EXERCISE
From the entries that follow, extract each line holding the string "minute".

RECORDS FOR THIS TASK
::::

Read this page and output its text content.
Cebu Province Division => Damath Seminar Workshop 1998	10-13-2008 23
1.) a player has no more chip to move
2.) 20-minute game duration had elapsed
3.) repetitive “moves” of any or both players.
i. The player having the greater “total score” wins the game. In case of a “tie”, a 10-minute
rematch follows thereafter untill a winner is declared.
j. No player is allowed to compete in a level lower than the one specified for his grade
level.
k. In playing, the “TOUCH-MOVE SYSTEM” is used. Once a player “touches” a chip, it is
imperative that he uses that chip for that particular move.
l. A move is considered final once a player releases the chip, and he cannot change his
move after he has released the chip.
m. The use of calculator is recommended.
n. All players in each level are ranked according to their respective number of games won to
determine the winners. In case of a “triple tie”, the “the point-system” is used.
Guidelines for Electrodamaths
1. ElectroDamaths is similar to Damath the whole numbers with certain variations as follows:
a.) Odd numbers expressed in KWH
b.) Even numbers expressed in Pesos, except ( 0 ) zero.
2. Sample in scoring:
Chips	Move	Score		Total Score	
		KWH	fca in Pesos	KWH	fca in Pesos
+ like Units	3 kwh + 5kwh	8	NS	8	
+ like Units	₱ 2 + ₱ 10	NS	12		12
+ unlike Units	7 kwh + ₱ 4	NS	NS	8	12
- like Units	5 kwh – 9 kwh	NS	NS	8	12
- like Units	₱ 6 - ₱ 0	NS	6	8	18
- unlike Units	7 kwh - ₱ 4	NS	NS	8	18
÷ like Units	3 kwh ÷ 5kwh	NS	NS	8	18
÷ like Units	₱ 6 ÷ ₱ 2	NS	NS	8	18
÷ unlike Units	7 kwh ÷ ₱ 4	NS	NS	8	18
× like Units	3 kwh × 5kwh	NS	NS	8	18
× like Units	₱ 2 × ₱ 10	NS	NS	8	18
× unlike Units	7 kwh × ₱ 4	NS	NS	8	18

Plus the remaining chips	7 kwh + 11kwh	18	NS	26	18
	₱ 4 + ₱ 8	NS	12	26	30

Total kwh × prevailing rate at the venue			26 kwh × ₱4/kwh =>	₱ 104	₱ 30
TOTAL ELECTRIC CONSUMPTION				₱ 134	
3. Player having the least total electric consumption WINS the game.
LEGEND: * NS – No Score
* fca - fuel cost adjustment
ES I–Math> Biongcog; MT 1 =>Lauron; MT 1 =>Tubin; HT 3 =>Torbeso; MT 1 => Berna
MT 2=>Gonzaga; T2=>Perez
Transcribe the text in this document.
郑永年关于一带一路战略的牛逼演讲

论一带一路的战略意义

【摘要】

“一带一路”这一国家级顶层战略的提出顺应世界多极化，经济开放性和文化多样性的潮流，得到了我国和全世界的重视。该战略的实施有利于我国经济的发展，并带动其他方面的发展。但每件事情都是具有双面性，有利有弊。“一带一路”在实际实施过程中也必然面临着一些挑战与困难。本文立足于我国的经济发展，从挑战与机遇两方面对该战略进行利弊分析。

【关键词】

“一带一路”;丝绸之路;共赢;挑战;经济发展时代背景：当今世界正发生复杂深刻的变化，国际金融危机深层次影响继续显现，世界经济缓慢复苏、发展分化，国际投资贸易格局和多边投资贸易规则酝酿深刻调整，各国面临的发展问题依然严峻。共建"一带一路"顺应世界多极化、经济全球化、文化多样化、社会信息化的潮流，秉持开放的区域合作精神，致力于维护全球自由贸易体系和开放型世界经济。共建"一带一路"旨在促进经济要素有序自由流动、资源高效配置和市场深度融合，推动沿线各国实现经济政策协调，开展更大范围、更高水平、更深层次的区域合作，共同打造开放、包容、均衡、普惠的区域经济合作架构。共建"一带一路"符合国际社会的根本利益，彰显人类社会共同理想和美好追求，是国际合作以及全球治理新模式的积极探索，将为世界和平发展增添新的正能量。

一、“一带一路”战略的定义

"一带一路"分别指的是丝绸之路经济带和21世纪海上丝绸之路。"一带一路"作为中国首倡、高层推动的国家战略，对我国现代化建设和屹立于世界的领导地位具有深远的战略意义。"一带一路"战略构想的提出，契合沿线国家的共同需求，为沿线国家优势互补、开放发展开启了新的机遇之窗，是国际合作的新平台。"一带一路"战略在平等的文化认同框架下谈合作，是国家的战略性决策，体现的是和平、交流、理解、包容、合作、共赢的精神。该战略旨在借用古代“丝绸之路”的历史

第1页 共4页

::::

EXERCISE OUTPUT
2.) 20-minute game duration had elapsed
i. The player having the greater “total score” wins the game. In case of a “tie”, a 10-minute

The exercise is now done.